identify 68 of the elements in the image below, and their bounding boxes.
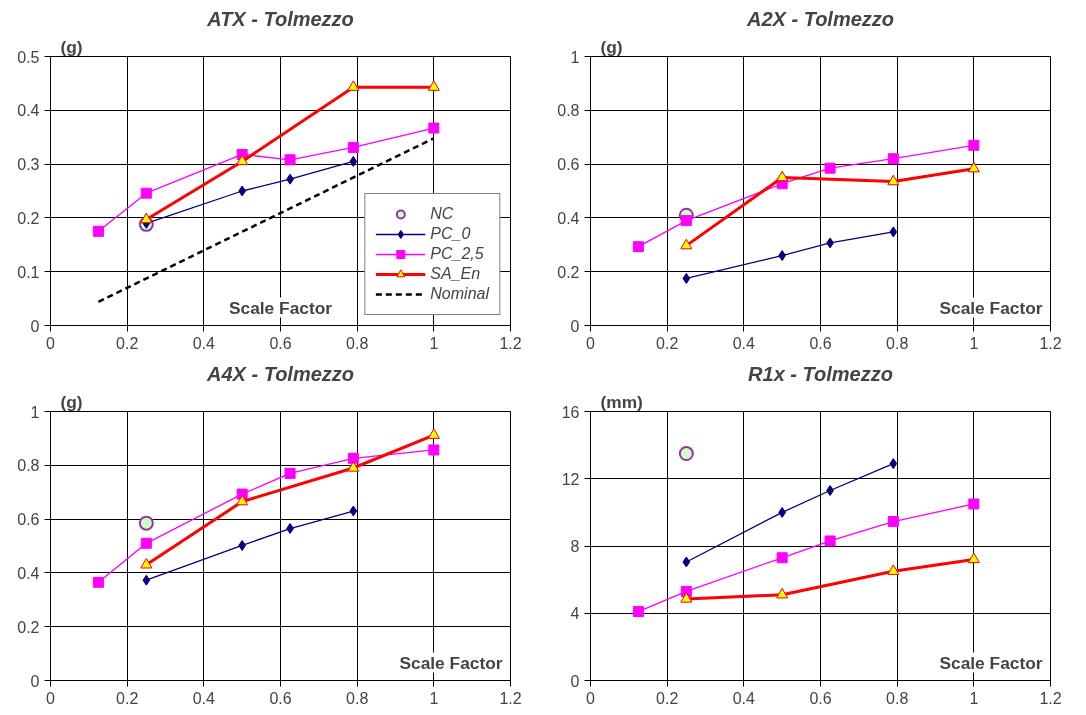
x-tick-label: 0.8 [346,334,369,352]
y-tick-label: 0.4 [17,102,40,120]
x-tick-label: 0.2 [116,689,139,707]
y-tick-label: 4 [570,605,580,623]
x-tick-label: 1.2 [499,689,522,707]
x-tick-label: 0 [586,334,596,352]
x-tick-label: 0.2 [656,334,679,352]
y-tick-label: 0 [570,672,580,690]
y-tick-label: 0.8 [17,457,40,475]
x-tick-label: 0.6 [809,334,832,352]
y-tick-label: 0.5 [17,48,40,66]
x-tick-label: 0.4 [192,689,216,707]
legend-label: SA_En [430,265,481,283]
y-tick-label: 0.2 [17,209,40,227]
x-tick-label: 0 [46,689,56,707]
y-tick-label: 0.3 [17,156,40,174]
y-tick-label: 0.2 [557,263,580,281]
x-tick-label: 0.6 [269,334,292,352]
x-tick-label: 1 [429,689,439,707]
y-tick-label: 0.8 [557,102,580,120]
y-axis-title: (g) [60,391,83,412]
y-tick-label: 0.6 [17,511,40,529]
y-tick-label: 0 [570,317,580,335]
legend-label: PC_2,5 [430,245,484,263]
x-tick-label: 0.2 [116,334,139,352]
y-tick-label: 0 [30,672,40,690]
legend-label: NC [430,205,454,223]
x-tick-label: 0 [46,334,56,352]
x-tick-label: 0.6 [809,689,832,707]
x-axis-title: Scale Factor [939,297,1043,318]
legend-label: PC_0 [430,225,471,243]
x-axis-title: Scale Factor [399,652,503,673]
y-tick-label: 1 [570,48,580,66]
y-tick-label: 0 [30,317,40,335]
y-tick-label: 0.6 [557,156,580,174]
x-tick-label: 0.4 [732,689,756,707]
chart-title: R1x - Tolmezzo [748,362,893,385]
y-tick-label: 1 [30,403,40,421]
y-tick-label: 12 [561,470,580,488]
x-tick-label: 0.2 [656,689,679,707]
x-tick-label: 0.4 [732,334,756,352]
x-tick-label: 0.6 [269,689,292,707]
x-tick-label: 0.8 [886,689,909,707]
y-axis-title: (mm) [600,391,643,412]
x-tick-label: 1.2 [1039,334,1062,352]
y-tick-label: 0.4 [557,209,580,227]
x-tick-label: 1 [969,689,979,707]
x-tick-label: 0.8 [346,689,369,707]
x-tick-label: 0 [586,689,596,707]
x-tick-label: 0.8 [886,334,909,352]
legend-label: Nominal [430,285,489,303]
y-axis-title: (g) [600,36,623,57]
chart-title: A2X - Tolmezzo [745,7,895,30]
x-tick-label: 0.4 [192,334,216,352]
y-tick-label: 0.1 [17,263,40,281]
chart-title: ATX - Tolmezzo [206,7,354,30]
y-tick-label: 0.2 [17,618,40,636]
x-tick-label: 1.2 [499,334,522,352]
y-axis-title: (g) [60,36,83,57]
x-tick-label: 1 [969,334,979,352]
y-tick-label: 0.4 [17,564,40,582]
x-axis-title: Scale Factor [939,652,1043,673]
x-tick-label: 1.2 [1039,689,1062,707]
x-axis-title: Scale Factor [228,297,333,318]
x-tick-label: 1 [429,334,439,352]
y-tick-label: 16 [561,403,580,421]
chart-title: A4X - Tolmezzo [205,362,355,385]
y-tick-label: 8 [570,538,580,555]
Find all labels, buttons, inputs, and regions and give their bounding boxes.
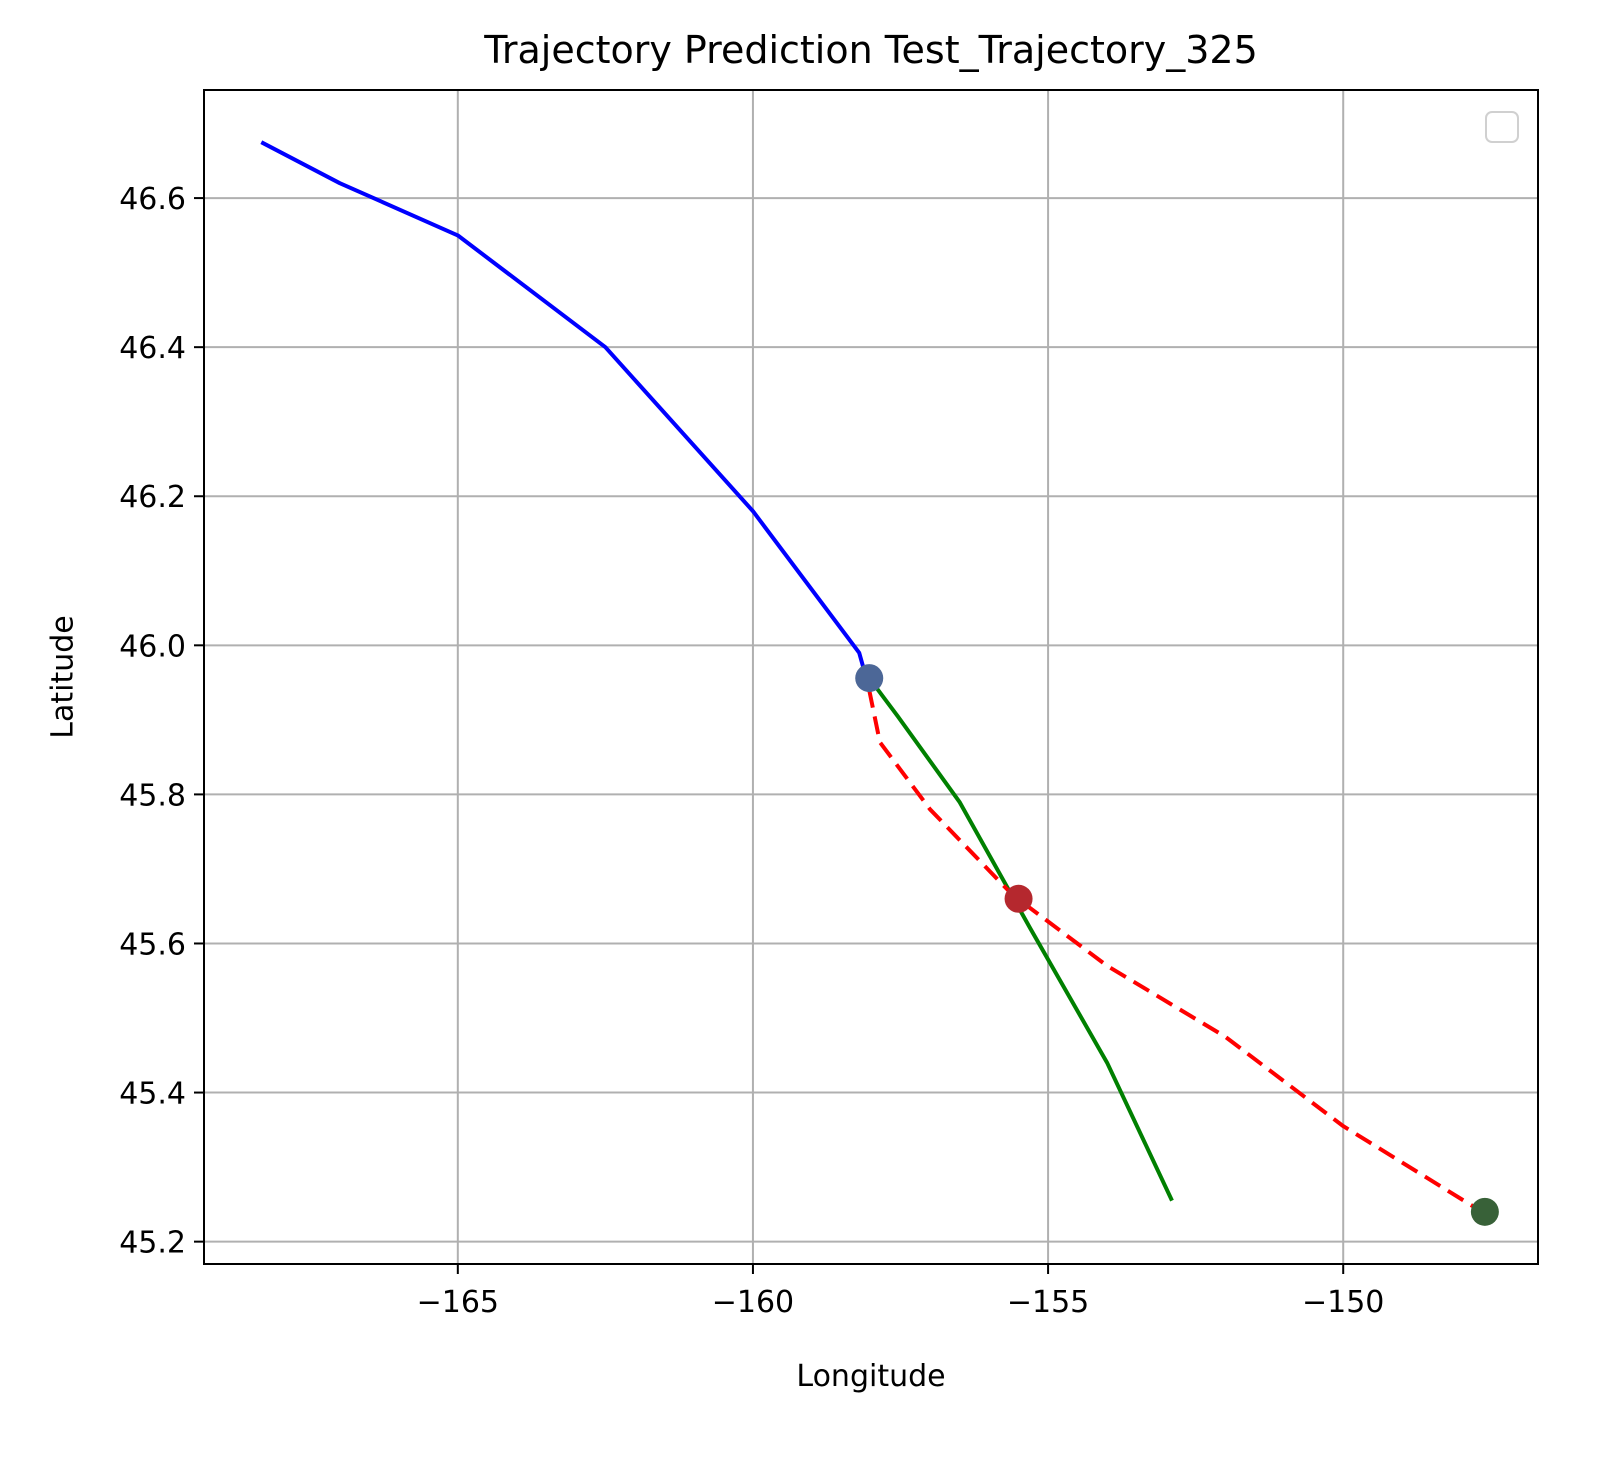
plot-frame (203, 89, 1539, 1265)
y-tick-label: 45.6 (119, 927, 186, 962)
marker-point-2 (1470, 1197, 1499, 1226)
y-tick-label: 46.4 (119, 331, 186, 366)
x-tick-label: −150 (1302, 1285, 1384, 1320)
series-layer (260, 140, 1483, 1214)
series-line-2 (867, 689, 1483, 1214)
grid (204, 90, 1538, 1264)
x-tick-label: −155 (1007, 1285, 1089, 1320)
legend-box (1485, 111, 1519, 143)
chart-title: Trajectory Prediction Test_Trajectory_32… (483, 28, 1258, 72)
y-tick-label: 45.4 (119, 1077, 186, 1112)
series-line-1 (867, 676, 1174, 1202)
y-tick-label: 46.0 (119, 629, 186, 664)
y-axis-label: Latitude (46, 615, 81, 738)
x-tick-label: −160 (712, 1285, 794, 1320)
x-tick-label: −165 (417, 1285, 499, 1320)
y-tick-label: 46.6 (119, 182, 186, 217)
x-axis-label: Longitude (796, 1359, 945, 1394)
ticks: −165 −160 −155 −150 45.2 45.4 45.6 45.8 46.0 46.2… (119, 182, 1384, 1320)
y-tick-label: 45.2 (119, 1226, 186, 1261)
marker-point-1 (1004, 884, 1033, 913)
marker-point-0 (855, 664, 884, 693)
y-tick-label: 45.8 (119, 778, 186, 813)
series-line-0 (260, 140, 869, 679)
y-tick-label: 46.2 (119, 480, 186, 515)
points-layer (855, 664, 1499, 1226)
..............................
EXERCISE: Can you set down every line of the material above word for word, leaving out the two pictures?

OUTPUT FOR THIS TASK:
identify 68 of the elements in the image below, and their bounding boxes.
x-tick-label: 0.8 [346,334,369,352]
y-tick-label: 0.4 [17,102,40,120]
x-tick-label: 0.2 [116,689,139,707]
y-tick-label: 4 [570,605,580,623]
x-tick-label: 1.2 [499,689,522,707]
x-tick-label: 0 [586,334,596,352]
x-tick-label: 0.2 [656,334,679,352]
y-tick-label: 0 [570,672,580,690]
y-tick-label: 0.8 [17,457,40,475]
x-tick-label: 0.6 [809,334,832,352]
y-tick-label: 0.5 [17,48,40,66]
x-tick-label: 0.4 [192,689,216,707]
legend-label: SA_En [430,265,481,283]
y-tick-label: 0.2 [17,209,40,227]
x-tick-label: 0 [46,689,56,707]
y-tick-label: 0.3 [17,156,40,174]
y-tick-label: 0.2 [557,263,580,281]
x-tick-label: 0.6 [269,334,292,352]
x-tick-label: 1 [429,689,439,707]
y-tick-label: 0.8 [557,102,580,120]
y-axis-title: (g) [60,391,83,412]
y-tick-label: 0.6 [17,511,40,529]
y-tick-label: 0 [570,317,580,335]
legend-label: PC_2,5 [430,245,484,263]
x-tick-label: 0.2 [116,334,139,352]
y-tick-label: 0 [30,672,40,690]
legend-label: NC [430,205,454,223]
x-tick-label: 0 [46,334,56,352]
x-tick-label: 0.6 [809,689,832,707]
x-axis-title: Scale Factor [939,297,1043,318]
legend-label: PC_0 [430,225,471,243]
x-axis-title: Scale Factor [399,652,503,673]
y-tick-label: 1 [570,48,580,66]
y-tick-label: 0 [30,317,40,335]
y-tick-label: 0.6 [557,156,580,174]
x-tick-label: 0.4 [732,689,756,707]
chart-title: R1x - Tolmezzo [748,362,893,385]
y-tick-label: 1 [30,403,40,421]
y-tick-label: 12 [561,470,580,488]
x-tick-label: 0.2 [656,689,679,707]
x-tick-label: 0.4 [732,334,756,352]
x-tick-label: 0.6 [269,689,292,707]
x-tick-label: 0.8 [886,689,909,707]
y-axis-title: (mm) [600,391,643,412]
x-tick-label: 1.2 [1039,334,1062,352]
y-tick-label: 0.4 [557,209,580,227]
x-tick-label: 1 [969,689,979,707]
x-tick-label: 0.8 [346,689,369,707]
x-tick-label: 0 [586,689,596,707]
x-tick-label: 0.8 [886,334,909,352]
legend-label: Nominal [430,285,489,303]
y-axis-title: (g) [600,36,623,57]
chart-title: A2X - Tolmezzo [745,7,895,30]
x-tick-label: 0.4 [192,334,216,352]
y-tick-label: 0.1 [17,263,40,281]
chart-title: ATX - Tolmezzo [206,7,354,30]
y-tick-label: 0.2 [17,618,40,636]
x-tick-label: 1.2 [499,334,522,352]
y-axis-title: (g) [60,36,83,57]
x-tick-label: 1 [969,334,979,352]
y-tick-label: 0.4 [17,564,40,582]
x-axis-title: Scale Factor [939,652,1043,673]
x-tick-label: 1.2 [1039,689,1062,707]
x-axis-title: Scale Factor [228,297,333,318]
x-tick-label: 1 [429,334,439,352]
y-tick-label: 16 [561,403,580,421]
chart-title: A4X - Tolmezzo [205,362,355,385]
y-tick-label: 8 [570,538,580,555]
Find all labels, buttons, inputs, and regions and give their bounding boxes.
plot-frame (203, 89, 1539, 1265)
y-tick-label: 45.6 (119, 927, 186, 962)
marker-point-2 (1470, 1197, 1499, 1226)
y-tick-label: 46.4 (119, 331, 186, 366)
x-tick-label: −150 (1302, 1285, 1384, 1320)
series-layer (260, 140, 1483, 1214)
series-line-2 (867, 689, 1483, 1214)
grid (204, 90, 1538, 1264)
x-tick-label: −155 (1007, 1285, 1089, 1320)
legend-box (1485, 111, 1519, 143)
chart-title: Trajectory Prediction Test_Trajectory_32… (483, 28, 1258, 72)
y-tick-label: 45.4 (119, 1077, 186, 1112)
series-line-1 (867, 676, 1174, 1202)
y-tick-label: 46.0 (119, 629, 186, 664)
y-axis-label: Latitude (46, 615, 81, 738)
x-tick-label: −160 (712, 1285, 794, 1320)
x-tick-label: −165 (417, 1285, 499, 1320)
y-tick-label: 46.6 (119, 182, 186, 217)
x-axis-label: Longitude (796, 1359, 945, 1394)
ticks: −165 −160 −155 −150 45.2 45.4 45.6 45.8 46.0 46.2… (119, 182, 1384, 1320)
y-tick-label: 45.2 (119, 1226, 186, 1261)
marker-point-1 (1004, 884, 1033, 913)
marker-point-0 (855, 664, 884, 693)
y-tick-label: 45.8 (119, 778, 186, 813)
series-line-0 (260, 140, 869, 679)
y-tick-label: 46.2 (119, 480, 186, 515)
points-layer (855, 664, 1499, 1226)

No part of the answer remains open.